WHAT IS NEEDED: Scan the data for lines with "Occupation" and report the count by itself.

Data records:
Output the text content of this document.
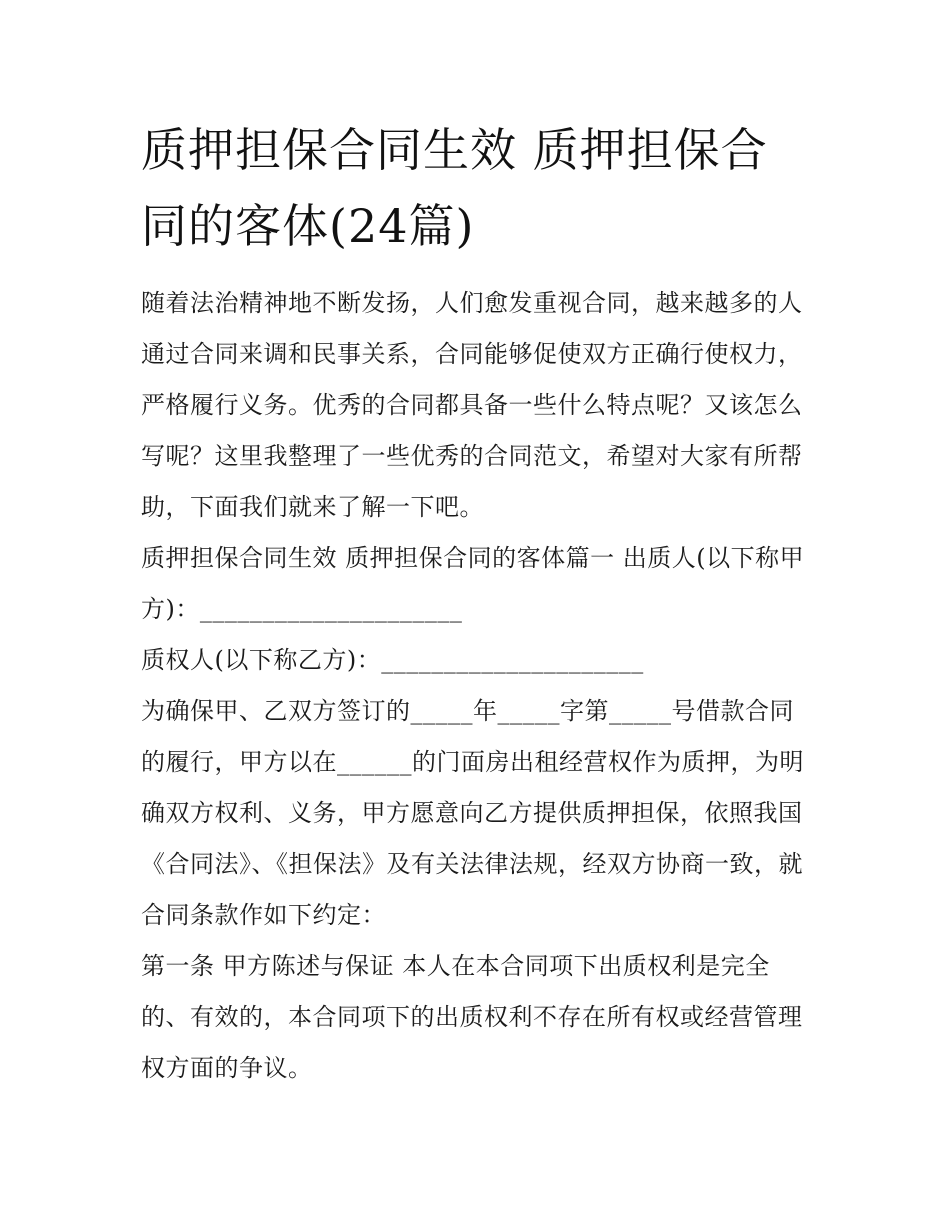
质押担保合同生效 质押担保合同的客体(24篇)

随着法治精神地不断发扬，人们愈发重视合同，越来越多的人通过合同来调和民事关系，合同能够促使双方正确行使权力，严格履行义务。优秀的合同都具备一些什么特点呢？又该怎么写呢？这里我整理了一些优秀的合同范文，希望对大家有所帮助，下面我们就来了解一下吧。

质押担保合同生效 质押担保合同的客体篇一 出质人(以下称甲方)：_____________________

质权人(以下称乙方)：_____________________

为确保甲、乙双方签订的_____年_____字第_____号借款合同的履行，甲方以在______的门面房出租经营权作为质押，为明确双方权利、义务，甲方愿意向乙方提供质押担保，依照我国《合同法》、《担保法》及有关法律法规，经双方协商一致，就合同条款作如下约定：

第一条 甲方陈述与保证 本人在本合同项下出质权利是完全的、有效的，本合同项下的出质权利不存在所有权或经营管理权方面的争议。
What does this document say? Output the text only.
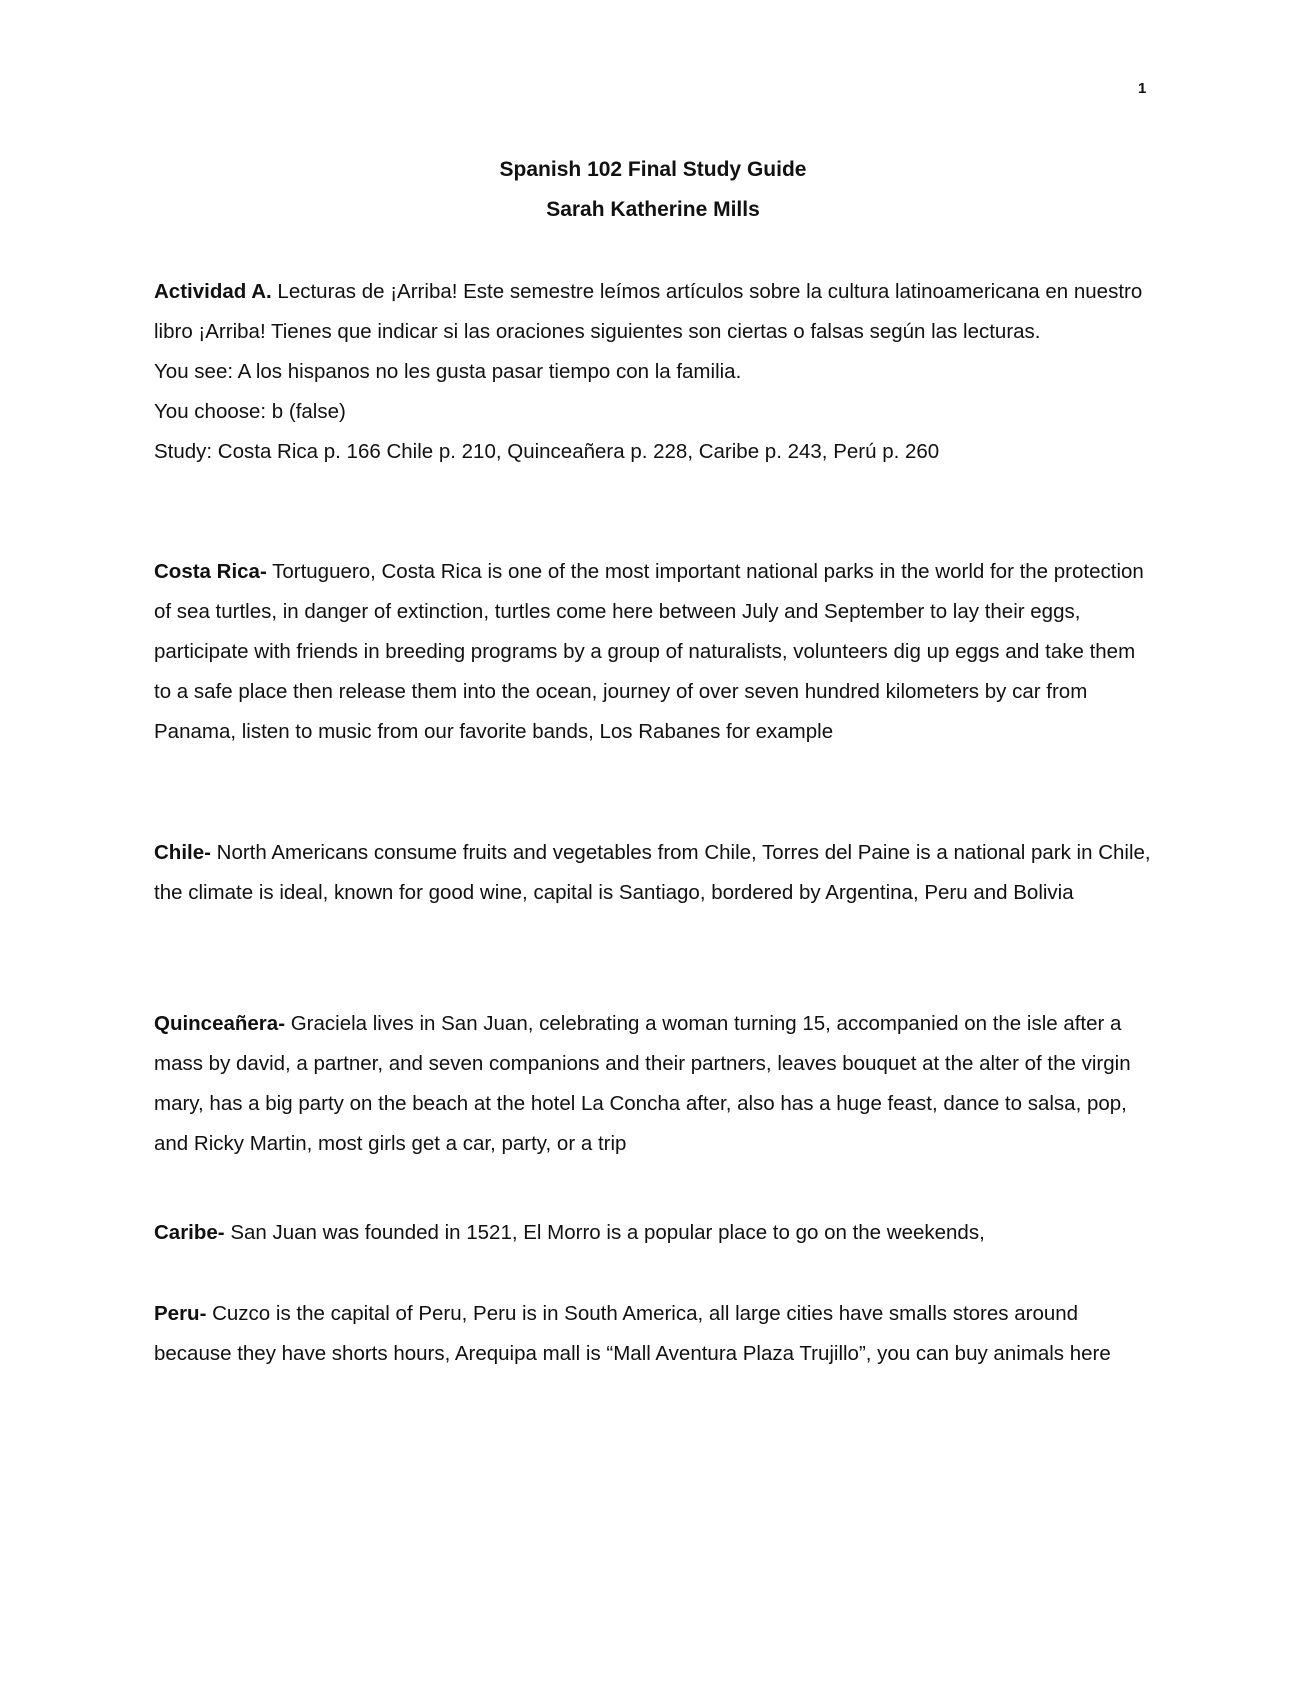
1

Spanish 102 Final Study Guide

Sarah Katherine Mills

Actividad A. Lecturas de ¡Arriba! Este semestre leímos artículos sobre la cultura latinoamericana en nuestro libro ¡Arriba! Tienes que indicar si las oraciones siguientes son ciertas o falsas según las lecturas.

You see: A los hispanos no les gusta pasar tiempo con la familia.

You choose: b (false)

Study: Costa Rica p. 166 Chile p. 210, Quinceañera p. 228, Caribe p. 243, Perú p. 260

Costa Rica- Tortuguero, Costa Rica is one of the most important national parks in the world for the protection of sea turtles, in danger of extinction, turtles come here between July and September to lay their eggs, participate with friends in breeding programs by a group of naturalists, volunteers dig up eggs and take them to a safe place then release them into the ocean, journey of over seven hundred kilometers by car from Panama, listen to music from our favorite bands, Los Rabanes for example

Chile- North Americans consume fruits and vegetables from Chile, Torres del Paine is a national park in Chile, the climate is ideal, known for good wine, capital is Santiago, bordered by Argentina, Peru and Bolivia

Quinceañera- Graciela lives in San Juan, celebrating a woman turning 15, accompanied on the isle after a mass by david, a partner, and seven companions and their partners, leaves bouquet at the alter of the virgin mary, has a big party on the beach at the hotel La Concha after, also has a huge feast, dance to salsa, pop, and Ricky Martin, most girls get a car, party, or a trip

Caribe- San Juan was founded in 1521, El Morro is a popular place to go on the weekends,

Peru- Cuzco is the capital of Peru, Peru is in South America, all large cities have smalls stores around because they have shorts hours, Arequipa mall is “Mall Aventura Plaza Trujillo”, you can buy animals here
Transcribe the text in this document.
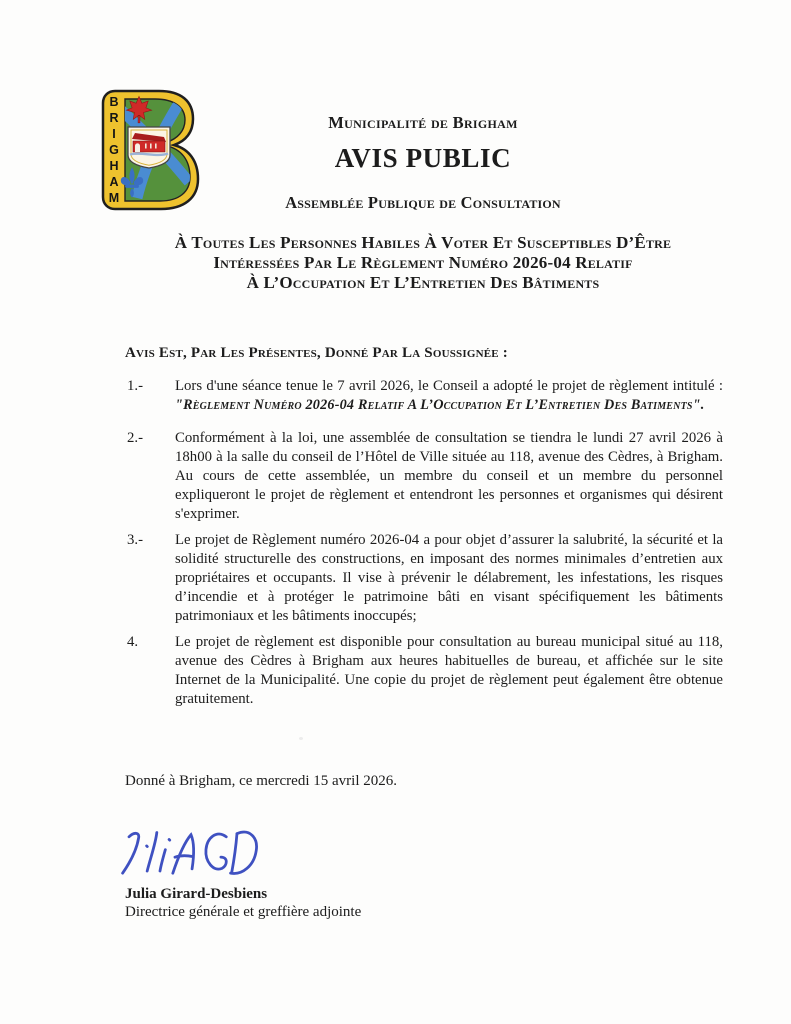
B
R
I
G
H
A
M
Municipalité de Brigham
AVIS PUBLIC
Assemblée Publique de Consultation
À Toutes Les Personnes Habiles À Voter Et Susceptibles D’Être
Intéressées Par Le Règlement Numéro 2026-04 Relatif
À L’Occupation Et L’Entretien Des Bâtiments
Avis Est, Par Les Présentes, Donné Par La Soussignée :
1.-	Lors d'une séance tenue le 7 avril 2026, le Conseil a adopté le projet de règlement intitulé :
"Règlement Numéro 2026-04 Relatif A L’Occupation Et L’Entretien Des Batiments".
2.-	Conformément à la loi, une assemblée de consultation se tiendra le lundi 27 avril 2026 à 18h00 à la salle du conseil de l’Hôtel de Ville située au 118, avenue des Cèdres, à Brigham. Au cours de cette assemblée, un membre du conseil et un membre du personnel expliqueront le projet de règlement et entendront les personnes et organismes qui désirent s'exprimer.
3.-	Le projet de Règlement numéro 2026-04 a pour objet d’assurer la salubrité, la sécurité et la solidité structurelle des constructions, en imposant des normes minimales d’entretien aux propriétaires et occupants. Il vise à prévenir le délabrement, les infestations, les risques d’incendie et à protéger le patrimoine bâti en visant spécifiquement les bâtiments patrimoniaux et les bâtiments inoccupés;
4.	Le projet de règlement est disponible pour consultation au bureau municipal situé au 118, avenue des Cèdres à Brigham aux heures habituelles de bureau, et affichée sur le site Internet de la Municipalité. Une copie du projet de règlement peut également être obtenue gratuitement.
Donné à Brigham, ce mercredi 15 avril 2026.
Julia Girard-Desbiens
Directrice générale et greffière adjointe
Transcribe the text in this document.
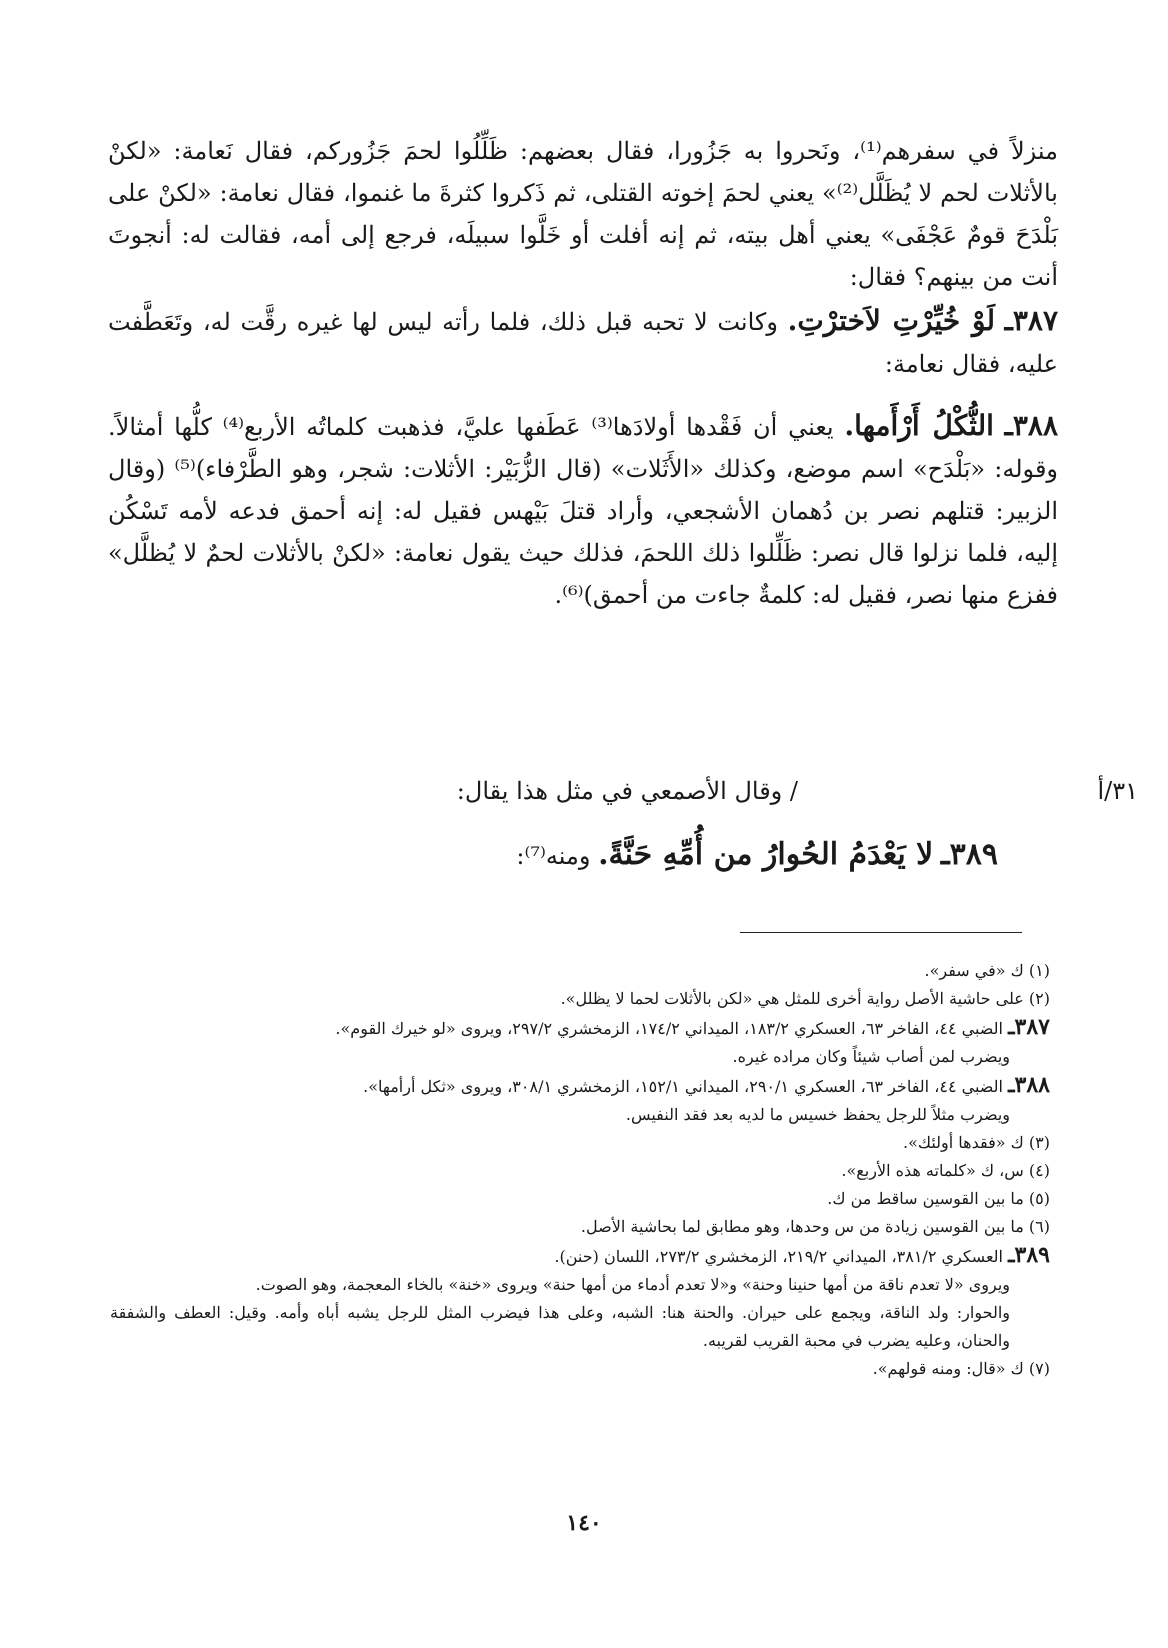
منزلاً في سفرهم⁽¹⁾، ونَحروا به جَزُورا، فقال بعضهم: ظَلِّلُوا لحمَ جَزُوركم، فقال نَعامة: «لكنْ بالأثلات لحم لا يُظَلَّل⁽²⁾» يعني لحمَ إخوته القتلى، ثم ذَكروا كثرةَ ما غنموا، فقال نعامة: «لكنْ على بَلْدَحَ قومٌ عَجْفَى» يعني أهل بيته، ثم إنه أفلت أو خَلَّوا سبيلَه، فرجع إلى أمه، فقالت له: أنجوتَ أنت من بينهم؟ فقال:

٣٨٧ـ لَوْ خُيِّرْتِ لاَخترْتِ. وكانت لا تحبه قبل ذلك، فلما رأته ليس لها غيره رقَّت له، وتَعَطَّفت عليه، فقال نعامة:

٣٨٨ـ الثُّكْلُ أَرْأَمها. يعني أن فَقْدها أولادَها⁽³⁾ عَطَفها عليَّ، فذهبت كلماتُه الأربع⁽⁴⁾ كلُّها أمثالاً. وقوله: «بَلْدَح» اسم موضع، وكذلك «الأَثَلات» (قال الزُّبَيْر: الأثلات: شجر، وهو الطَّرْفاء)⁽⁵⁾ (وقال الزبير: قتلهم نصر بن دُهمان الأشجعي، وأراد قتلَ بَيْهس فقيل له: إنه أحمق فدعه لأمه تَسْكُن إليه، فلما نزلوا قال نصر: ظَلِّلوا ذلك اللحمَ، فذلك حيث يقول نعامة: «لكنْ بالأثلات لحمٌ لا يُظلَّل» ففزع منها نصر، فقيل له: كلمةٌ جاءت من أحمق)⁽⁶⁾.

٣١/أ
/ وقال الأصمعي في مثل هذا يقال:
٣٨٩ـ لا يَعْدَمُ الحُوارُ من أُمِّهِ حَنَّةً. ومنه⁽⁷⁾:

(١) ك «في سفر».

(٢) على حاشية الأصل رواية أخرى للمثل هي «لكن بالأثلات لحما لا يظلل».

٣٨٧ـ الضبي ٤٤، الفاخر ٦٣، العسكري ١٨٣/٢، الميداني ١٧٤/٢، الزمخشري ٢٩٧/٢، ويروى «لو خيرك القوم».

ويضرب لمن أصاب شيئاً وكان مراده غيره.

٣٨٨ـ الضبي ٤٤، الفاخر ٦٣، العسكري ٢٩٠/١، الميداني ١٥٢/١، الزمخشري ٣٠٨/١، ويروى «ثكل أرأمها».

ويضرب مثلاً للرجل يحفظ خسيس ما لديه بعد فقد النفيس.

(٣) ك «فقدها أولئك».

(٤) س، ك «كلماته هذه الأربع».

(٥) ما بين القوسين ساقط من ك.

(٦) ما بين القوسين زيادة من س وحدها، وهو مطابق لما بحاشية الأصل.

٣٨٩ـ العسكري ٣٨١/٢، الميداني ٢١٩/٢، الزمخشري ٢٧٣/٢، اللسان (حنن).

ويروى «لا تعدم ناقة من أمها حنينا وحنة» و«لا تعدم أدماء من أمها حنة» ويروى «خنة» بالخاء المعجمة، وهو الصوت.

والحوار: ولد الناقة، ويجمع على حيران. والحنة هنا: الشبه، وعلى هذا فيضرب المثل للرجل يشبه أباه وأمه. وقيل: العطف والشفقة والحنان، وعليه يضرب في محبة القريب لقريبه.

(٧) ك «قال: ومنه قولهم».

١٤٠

EXERCISE SOLUTION: 2